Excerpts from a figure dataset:

_ _ _ _ _

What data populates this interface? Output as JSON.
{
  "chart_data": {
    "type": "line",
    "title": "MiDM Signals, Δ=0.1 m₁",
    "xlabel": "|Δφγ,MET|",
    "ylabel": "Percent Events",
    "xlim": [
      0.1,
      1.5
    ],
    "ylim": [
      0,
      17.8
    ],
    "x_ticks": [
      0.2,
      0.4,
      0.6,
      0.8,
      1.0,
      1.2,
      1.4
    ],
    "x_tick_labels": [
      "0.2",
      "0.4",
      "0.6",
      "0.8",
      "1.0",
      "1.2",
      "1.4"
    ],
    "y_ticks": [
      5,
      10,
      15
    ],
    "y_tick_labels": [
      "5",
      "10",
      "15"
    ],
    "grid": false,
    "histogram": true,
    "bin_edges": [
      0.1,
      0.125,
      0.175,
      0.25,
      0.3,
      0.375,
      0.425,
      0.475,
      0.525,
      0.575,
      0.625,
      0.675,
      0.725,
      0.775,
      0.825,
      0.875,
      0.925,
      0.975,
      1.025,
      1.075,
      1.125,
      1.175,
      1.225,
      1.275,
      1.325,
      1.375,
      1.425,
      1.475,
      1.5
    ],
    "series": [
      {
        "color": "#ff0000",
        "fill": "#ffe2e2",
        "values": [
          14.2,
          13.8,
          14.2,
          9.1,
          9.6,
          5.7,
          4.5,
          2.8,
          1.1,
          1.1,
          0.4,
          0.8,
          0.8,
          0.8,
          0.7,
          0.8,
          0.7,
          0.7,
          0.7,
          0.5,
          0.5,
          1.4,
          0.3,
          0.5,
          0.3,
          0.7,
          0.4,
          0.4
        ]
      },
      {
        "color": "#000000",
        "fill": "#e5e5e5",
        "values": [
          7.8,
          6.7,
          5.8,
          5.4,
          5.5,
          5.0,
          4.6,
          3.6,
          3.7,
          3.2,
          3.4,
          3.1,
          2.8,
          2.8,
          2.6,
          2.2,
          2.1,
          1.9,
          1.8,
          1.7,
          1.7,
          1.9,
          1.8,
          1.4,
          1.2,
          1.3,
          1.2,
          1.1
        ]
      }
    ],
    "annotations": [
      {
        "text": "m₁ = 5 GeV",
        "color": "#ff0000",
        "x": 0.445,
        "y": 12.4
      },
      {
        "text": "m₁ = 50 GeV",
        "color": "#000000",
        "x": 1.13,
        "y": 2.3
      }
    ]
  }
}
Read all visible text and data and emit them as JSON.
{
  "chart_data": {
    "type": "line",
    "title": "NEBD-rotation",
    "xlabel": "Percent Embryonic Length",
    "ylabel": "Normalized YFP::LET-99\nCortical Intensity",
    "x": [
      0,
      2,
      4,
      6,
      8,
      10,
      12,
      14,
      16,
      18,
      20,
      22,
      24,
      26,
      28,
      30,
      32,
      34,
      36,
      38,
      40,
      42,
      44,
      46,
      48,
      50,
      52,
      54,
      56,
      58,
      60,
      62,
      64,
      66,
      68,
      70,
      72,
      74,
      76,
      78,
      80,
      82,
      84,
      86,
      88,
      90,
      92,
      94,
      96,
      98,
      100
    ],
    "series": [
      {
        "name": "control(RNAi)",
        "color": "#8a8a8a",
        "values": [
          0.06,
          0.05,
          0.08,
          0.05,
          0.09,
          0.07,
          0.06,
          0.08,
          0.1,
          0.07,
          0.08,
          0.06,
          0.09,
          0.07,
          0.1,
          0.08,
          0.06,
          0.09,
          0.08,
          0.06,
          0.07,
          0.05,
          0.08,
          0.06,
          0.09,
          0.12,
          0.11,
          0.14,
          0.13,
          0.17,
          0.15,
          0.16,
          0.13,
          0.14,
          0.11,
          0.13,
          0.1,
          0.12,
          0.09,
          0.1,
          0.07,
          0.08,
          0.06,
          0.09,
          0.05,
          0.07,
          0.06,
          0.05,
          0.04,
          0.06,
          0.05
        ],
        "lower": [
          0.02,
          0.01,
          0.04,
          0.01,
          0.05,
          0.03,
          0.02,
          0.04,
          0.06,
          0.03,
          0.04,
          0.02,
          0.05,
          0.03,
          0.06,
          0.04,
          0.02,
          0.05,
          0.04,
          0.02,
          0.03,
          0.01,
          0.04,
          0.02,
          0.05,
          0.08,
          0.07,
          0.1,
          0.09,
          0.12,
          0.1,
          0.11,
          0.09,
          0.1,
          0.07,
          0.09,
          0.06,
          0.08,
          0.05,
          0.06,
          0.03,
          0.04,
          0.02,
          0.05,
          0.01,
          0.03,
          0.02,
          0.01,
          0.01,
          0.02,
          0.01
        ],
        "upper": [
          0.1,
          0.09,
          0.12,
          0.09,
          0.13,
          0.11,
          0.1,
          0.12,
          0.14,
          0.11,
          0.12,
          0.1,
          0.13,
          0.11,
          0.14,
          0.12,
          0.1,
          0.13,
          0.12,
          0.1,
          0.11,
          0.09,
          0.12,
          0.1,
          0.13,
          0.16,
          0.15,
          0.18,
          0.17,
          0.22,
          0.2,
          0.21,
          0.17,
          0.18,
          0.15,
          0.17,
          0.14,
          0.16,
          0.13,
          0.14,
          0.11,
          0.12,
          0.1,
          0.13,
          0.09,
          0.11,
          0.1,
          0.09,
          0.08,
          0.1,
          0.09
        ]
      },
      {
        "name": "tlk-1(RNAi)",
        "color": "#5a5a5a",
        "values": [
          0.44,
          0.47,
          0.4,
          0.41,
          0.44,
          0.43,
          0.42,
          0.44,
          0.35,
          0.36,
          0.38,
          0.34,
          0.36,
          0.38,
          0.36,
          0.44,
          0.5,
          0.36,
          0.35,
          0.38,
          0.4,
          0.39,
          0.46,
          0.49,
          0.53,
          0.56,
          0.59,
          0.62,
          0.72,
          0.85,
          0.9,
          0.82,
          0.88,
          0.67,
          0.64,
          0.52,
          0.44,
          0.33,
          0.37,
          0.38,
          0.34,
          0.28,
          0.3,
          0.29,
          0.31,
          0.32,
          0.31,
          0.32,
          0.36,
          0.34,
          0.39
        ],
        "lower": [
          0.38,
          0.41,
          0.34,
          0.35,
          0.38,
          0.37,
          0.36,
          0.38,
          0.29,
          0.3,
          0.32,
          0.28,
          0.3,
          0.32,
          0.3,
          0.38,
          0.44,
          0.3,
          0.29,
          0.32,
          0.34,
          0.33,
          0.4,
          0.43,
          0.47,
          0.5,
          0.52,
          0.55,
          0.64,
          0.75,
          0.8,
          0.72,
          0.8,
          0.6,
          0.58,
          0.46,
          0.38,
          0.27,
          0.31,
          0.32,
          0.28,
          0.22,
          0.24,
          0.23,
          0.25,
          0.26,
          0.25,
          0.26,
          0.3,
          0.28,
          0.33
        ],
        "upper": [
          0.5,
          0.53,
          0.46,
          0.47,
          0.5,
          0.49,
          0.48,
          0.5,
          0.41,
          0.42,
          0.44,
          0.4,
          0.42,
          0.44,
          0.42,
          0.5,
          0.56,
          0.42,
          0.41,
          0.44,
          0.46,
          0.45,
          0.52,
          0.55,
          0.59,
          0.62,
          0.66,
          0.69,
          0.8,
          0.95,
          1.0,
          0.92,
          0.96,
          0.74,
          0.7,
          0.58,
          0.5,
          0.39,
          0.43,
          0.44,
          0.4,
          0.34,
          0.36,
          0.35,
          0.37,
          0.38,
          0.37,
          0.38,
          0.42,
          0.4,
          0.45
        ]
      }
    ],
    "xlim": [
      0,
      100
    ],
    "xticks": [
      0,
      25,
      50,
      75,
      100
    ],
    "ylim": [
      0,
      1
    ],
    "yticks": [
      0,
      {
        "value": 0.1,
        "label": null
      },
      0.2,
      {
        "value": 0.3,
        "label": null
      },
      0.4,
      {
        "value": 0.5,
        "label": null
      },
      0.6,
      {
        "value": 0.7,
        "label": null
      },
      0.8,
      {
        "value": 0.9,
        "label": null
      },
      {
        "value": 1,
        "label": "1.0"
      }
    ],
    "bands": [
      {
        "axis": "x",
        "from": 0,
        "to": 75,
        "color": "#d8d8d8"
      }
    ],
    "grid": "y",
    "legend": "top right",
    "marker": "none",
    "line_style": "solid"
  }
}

_ _ _ _ _

* [Exercise objective]:
Locate the word "JSON" in the records and collect each line it appears in.

* [Completed task]:
What data populates this interface? Output as JSON.
Read all visible text and data and emit them as JSON.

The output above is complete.